Find and copy each line of the records where the string "right" shows up.

_DATA FOR THIS TASK_:
╭──

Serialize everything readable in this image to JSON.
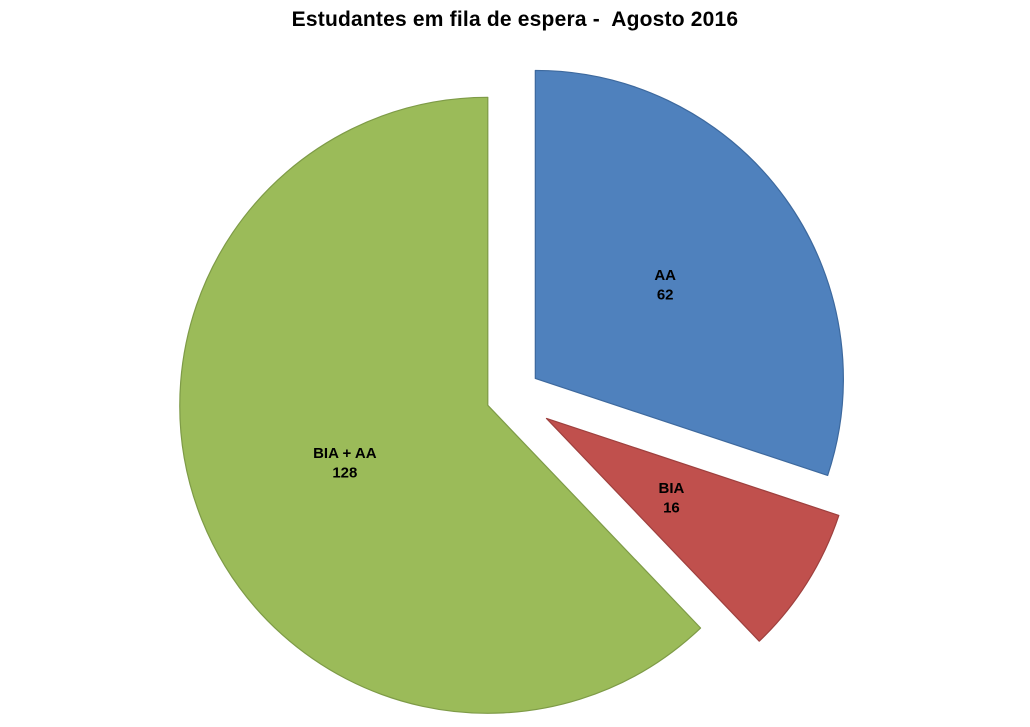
{
  "chart_data": {
    "type": "pie",
    "title": "Estudantes em fila de espera -  Agosto 2016",
    "total": 206,
    "start_angle_deg": 0,
    "direction": "clockwise",
    "legend": "none",
    "background": "#FFFFFF",
    "center": [
      511,
      396
    ],
    "radius": 308,
    "slices": [
      {
        "id": "aa",
        "label": "AA",
        "value": 62,
        "color": "#4F81BD",
        "stroke": "#3d699e",
        "explode": 30,
        "label_r": 0.52
      },
      {
        "id": "bia",
        "label": "BIA",
        "value": 16,
        "color": "#C0504D",
        "stroke": "#9e403e",
        "explode": 42,
        "label_r": 0.48
      },
      {
        "id": "bia-aa",
        "label": "BIA + AA",
        "value": 128,
        "color": "#9BBB59",
        "stroke": "#7e9b47",
        "explode": 25,
        "label_r": 0.5
      }
    ]
  }
}
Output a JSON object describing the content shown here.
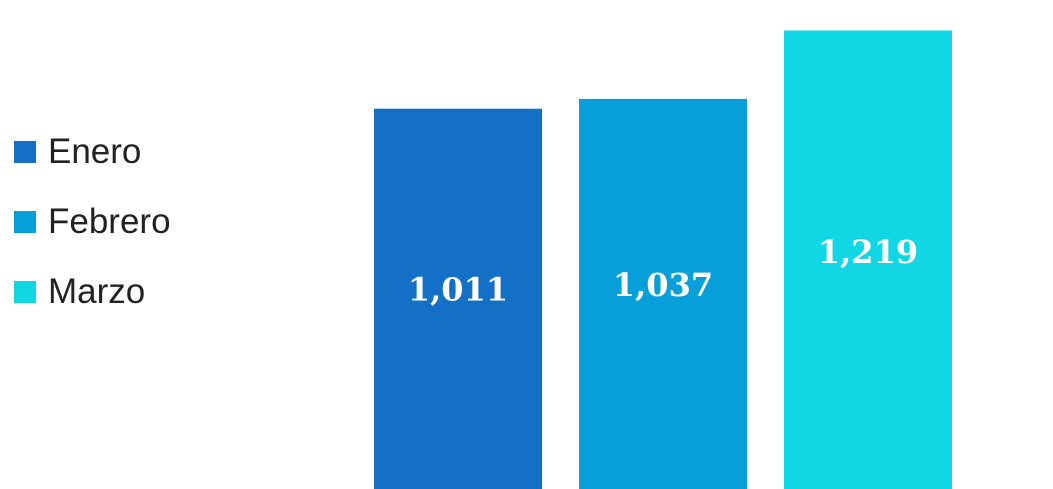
{
  "chart_data": {
    "type": "bar",
    "categories": [
      "Enero",
      "Febrero",
      "Marzo"
    ],
    "values": [
      1011,
      1037,
      1219
    ],
    "value_labels": [
      "1,011",
      "1,037",
      "1,219"
    ],
    "colors": [
      "#1370C6",
      "#069FDA",
      "#10D7E3"
    ],
    "legend_position": "left",
    "grid": false,
    "ylim": [
      0,
      1300
    ]
  },
  "legend": {
    "items": [
      {
        "label": "Enero",
        "color": "#1370C6"
      },
      {
        "label": "Febrero",
        "color": "#069FDA"
      },
      {
        "label": "Marzo",
        "color": "#10D7E3"
      }
    ]
  }
}
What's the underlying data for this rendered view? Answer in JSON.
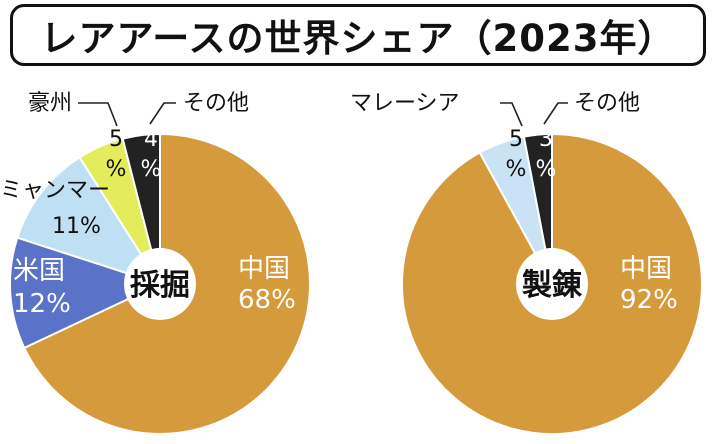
{
  "title": "レアアースの世界シェア（2023年）",
  "colors": {
    "china": "#d49a3c",
    "myanmar": "#bfe0f4",
    "australia": "#e3ec5a",
    "usa": "#5a72c8",
    "malaysia": "#c9e3f5",
    "other": "#222222",
    "stroke": "#ffffff",
    "leader": "#222222"
  },
  "chart_data": [
    {
      "type": "pie",
      "center_label": "採掘",
      "slices": [
        {
          "name": "中国",
          "value": 68,
          "pct_label": "68%",
          "color_key": "china",
          "label_style": "inside-white"
        },
        {
          "name": "米国",
          "value": 12,
          "pct_label": "12%",
          "color_key": "usa",
          "label_style": "inside-white"
        },
        {
          "name": "ミャンマー",
          "value": 11,
          "pct_label": "11%",
          "color_key": "myanmar",
          "label_style": "inside-dark"
        },
        {
          "name": "豪州",
          "value": 5,
          "pct_label": "5%",
          "color_key": "australia",
          "label_style": "outside-leader"
        },
        {
          "name": "その他",
          "value": 4,
          "pct_label": "4%",
          "color_key": "other",
          "label_style": "outside-leader"
        }
      ]
    },
    {
      "type": "pie",
      "center_label": "製錬",
      "slices": [
        {
          "name": "中国",
          "value": 92,
          "pct_label": "92%",
          "color_key": "china",
          "label_style": "inside-white"
        },
        {
          "name": "マレーシア",
          "value": 5,
          "pct_label": "5%",
          "color_key": "malaysia",
          "label_style": "outside-leader"
        },
        {
          "name": "その他",
          "value": 3,
          "pct_label": "3%",
          "color_key": "other",
          "label_style": "outside-leader"
        }
      ]
    }
  ]
}
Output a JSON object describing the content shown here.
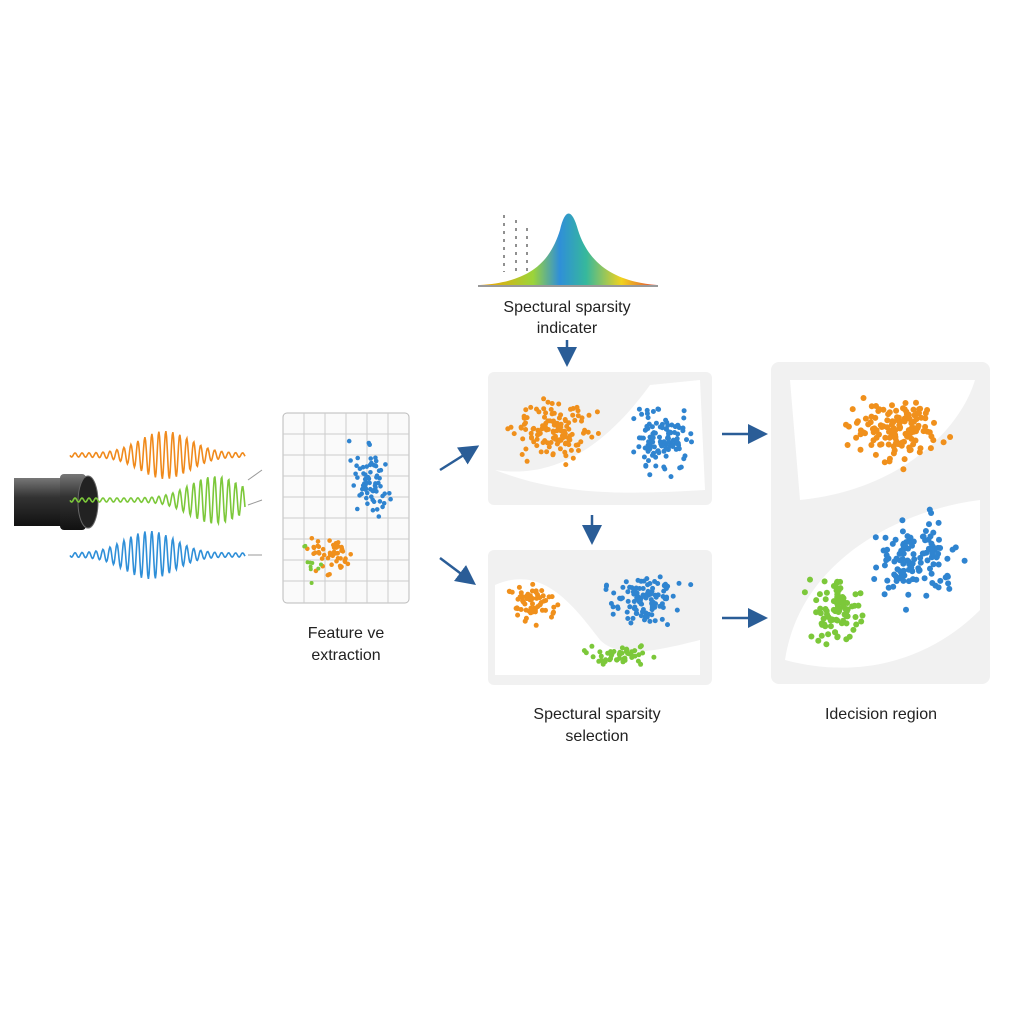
{
  "nodes": [
    {
      "label": [
        "Spectural sparsity",
        "indicater"
      ]
    },
    {
      "label": [
        "Feature ve",
        "extraction"
      ]
    },
    {
      "label": [
        "Spectural sparsity",
        "selection"
      ]
    },
    {
      "label": [
        "Idecision region"
      ]
    }
  ]
}
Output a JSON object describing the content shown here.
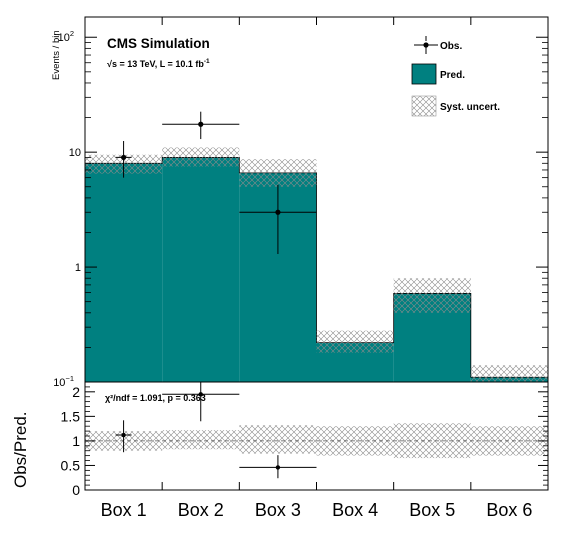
{
  "chart_data": {
    "type": "bar",
    "categories": [
      "Box 1",
      "Box 2",
      "Box 3",
      "Box 4",
      "Box 5",
      "Box 6"
    ],
    "ylabel": "Events / bin",
    "yscale": "log",
    "ylim": [
      0.1,
      150
    ],
    "yticks": [
      {
        "value": 100,
        "label": "10",
        "exp": "2"
      },
      {
        "value": 10,
        "label": "10",
        "exp": ""
      },
      {
        "value": 1,
        "label": "1",
        "exp": ""
      },
      {
        "value": 0.1,
        "label": "10",
        "exp": "−1"
      }
    ],
    "header": {
      "title": "CMS Simulation",
      "subtitle": "√s = 13 TeV, L = 10.1 fb",
      "subtitle_exp": "-1"
    },
    "legend": {
      "placement": "top-right",
      "entries": [
        {
          "kind": "obs",
          "label": "Obs."
        },
        {
          "kind": "pred",
          "label": "Pred."
        },
        {
          "kind": "syst",
          "label": "Syst. uncert."
        }
      ]
    },
    "series": [
      {
        "name": "Pred.",
        "kind": "hist",
        "color": "#008080",
        "values": [
          8.0,
          9.0,
          6.6,
          0.22,
          0.59,
          0.11
        ]
      },
      {
        "name": "Syst. uncert.",
        "kind": "band",
        "low": [
          6.5,
          7.5,
          5.0,
          0.18,
          0.4,
          0.09
        ],
        "high": [
          9.5,
          11.0,
          8.7,
          0.28,
          0.8,
          0.14
        ]
      },
      {
        "name": "Obs.",
        "kind": "points",
        "values": [
          9.0,
          17.5,
          3.0,
          null,
          null,
          null
        ],
        "err_low": [
          3.0,
          4.5,
          1.7,
          null,
          null,
          null
        ],
        "err_high": [
          3.5,
          5.0,
          2.2,
          null,
          null,
          null
        ],
        "xerr_full": [
          false,
          true,
          true,
          false,
          false,
          false
        ]
      }
    ],
    "ratio": {
      "ylabel": "Obs/Pred.",
      "ylim": [
        0,
        2.2
      ],
      "yticks": [
        {
          "value": 0,
          "label": "0"
        },
        {
          "value": 0.5,
          "label": "0.5"
        },
        {
          "value": 1,
          "label": "1"
        },
        {
          "value": 1.5,
          "label": "1.5"
        },
        {
          "value": 2,
          "label": "2"
        }
      ],
      "annotation": "χ²/ndf = 1.091, p = 0.363",
      "values": [
        1.12,
        1.95,
        0.46,
        null,
        null,
        null
      ],
      "err_low": [
        0.35,
        0.55,
        0.22,
        null,
        null,
        null
      ],
      "err_high": [
        0.3,
        0.65,
        0.25,
        null,
        null,
        null
      ],
      "band_low": [
        0.8,
        0.83,
        0.74,
        0.7,
        0.65,
        0.7
      ],
      "band_high": [
        1.2,
        1.22,
        1.32,
        1.3,
        1.36,
        1.3
      ]
    }
  }
}
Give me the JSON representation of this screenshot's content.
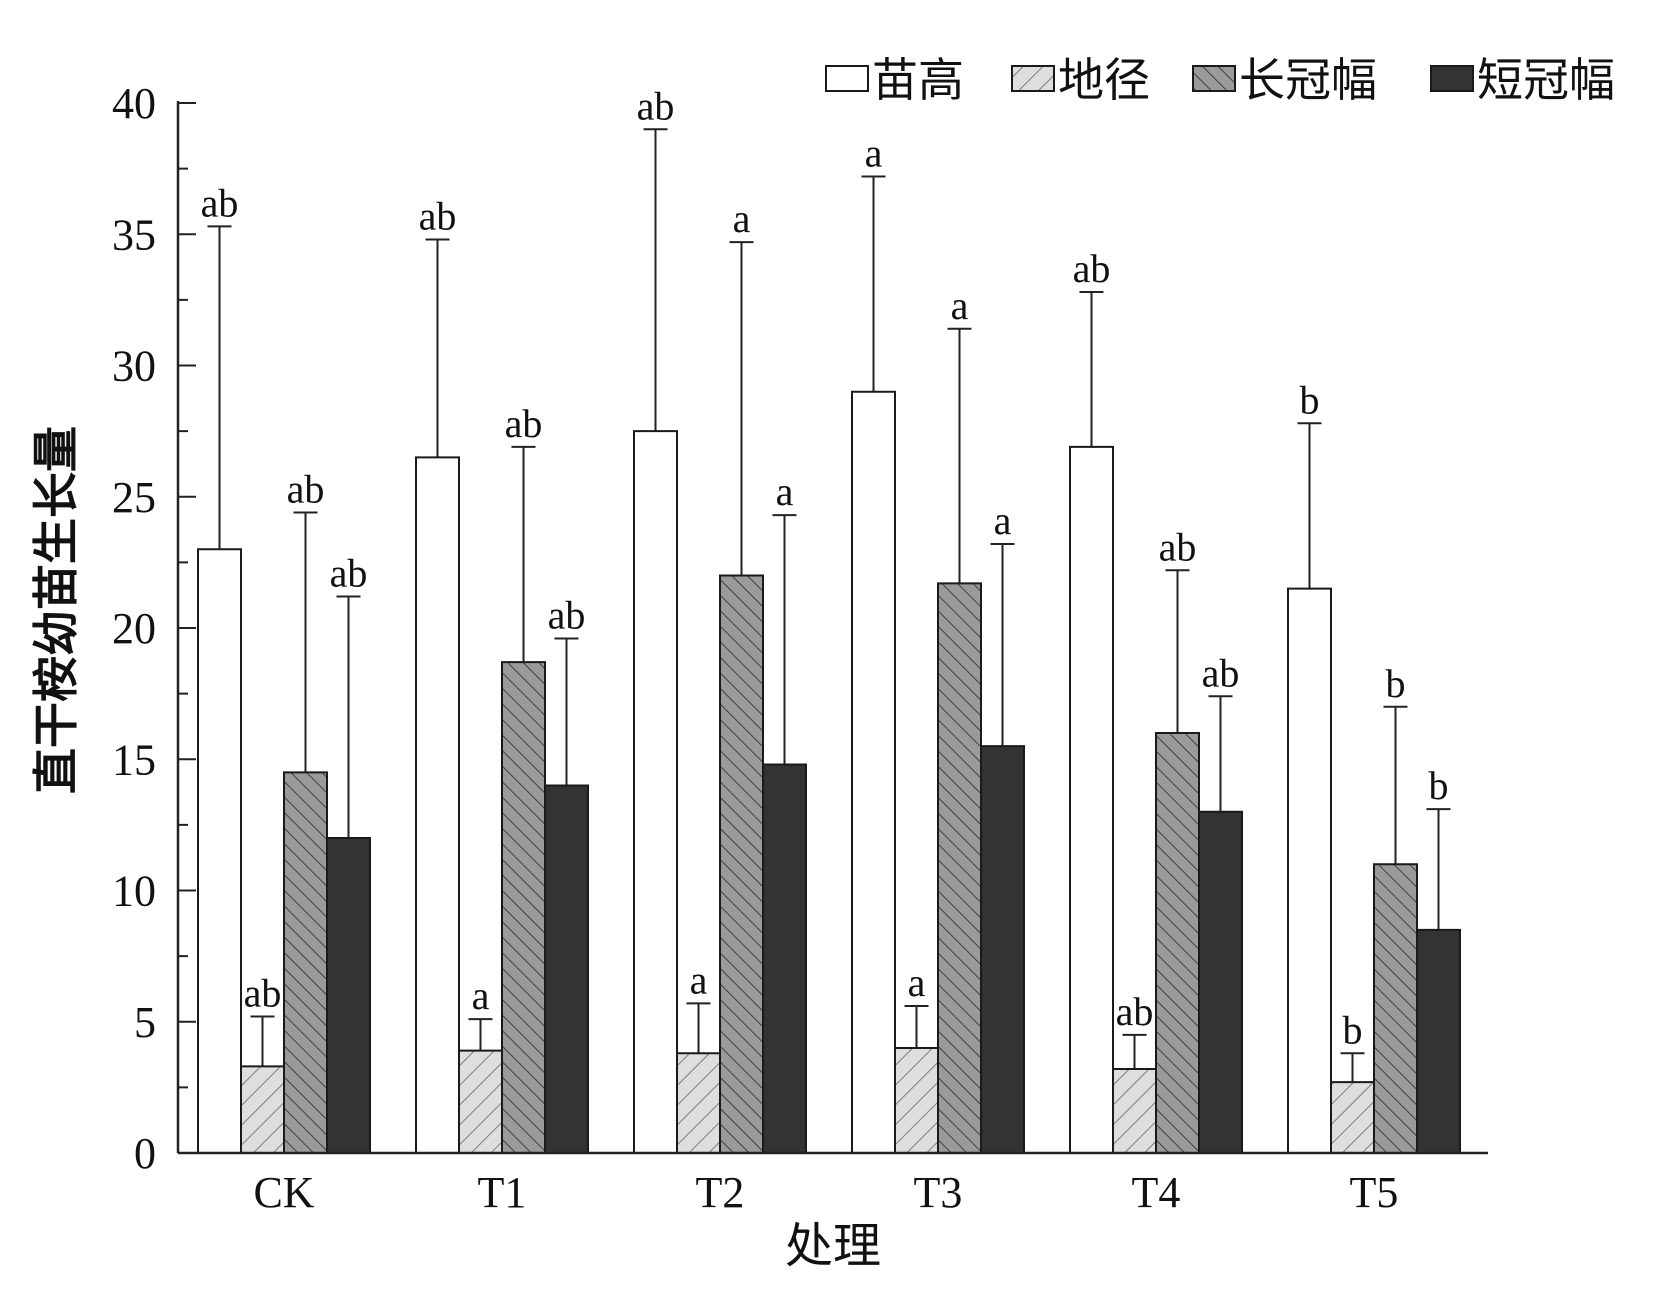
{
  "chart_data": {
    "type": "bar",
    "xlabel": "处理",
    "ylabel": "直干桉幼苗生长量",
    "ylim": [
      0,
      40
    ],
    "yticks": [
      0,
      5,
      10,
      15,
      20,
      25,
      30,
      35,
      40
    ],
    "grid": false,
    "legend_position": "top-right",
    "categories": [
      "CK",
      "T1",
      "T2",
      "T3",
      "T4",
      "T5"
    ],
    "series": [
      {
        "name": "苗高",
        "fill": "white",
        "values": [
          23.0,
          26.5,
          27.5,
          29.0,
          26.9,
          21.5
        ],
        "errors": [
          12.3,
          8.3,
          11.5,
          8.2,
          5.9,
          6.3
        ],
        "labels": [
          "ab",
          "ab",
          "ab",
          "a",
          "ab",
          "b"
        ]
      },
      {
        "name": "地径",
        "fill": "diag-light",
        "values": [
          3.3,
          3.9,
          3.8,
          4.0,
          3.2,
          2.7
        ],
        "errors": [
          1.9,
          1.2,
          1.9,
          1.6,
          1.3,
          1.1
        ],
        "labels": [
          "ab",
          "a",
          "a",
          "a",
          "ab",
          "b"
        ]
      },
      {
        "name": "长冠幅",
        "fill": "diag-medium",
        "values": [
          14.5,
          18.7,
          22.0,
          21.7,
          16.0,
          11.0
        ],
        "errors": [
          9.9,
          8.2,
          12.7,
          9.7,
          6.2,
          6.0
        ],
        "labels": [
          "ab",
          "ab",
          "a",
          "a",
          "ab",
          "b"
        ]
      },
      {
        "name": "短冠幅",
        "fill": "dark",
        "values": [
          12.0,
          14.0,
          14.8,
          15.5,
          13.0,
          8.5
        ],
        "errors": [
          9.2,
          5.6,
          9.5,
          7.7,
          4.4,
          4.6
        ],
        "labels": [
          "ab",
          "ab",
          "a",
          "a",
          "ab",
          "b"
        ]
      }
    ]
  },
  "colors": {
    "axis": "#222222",
    "bar_outline": "#1a1a1a",
    "white_fill": "#ffffff",
    "diag_light_bg": "#dedede",
    "diag_light_line": "#666666",
    "diag_medium_bg": "#9a9a9a",
    "diag_medium_line": "#2a2a2a",
    "dark_fill": "#333333"
  }
}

╰──

_WRITTEN SOLUTION_:
      "placement": "top-right",
    "legend_position": "top-right",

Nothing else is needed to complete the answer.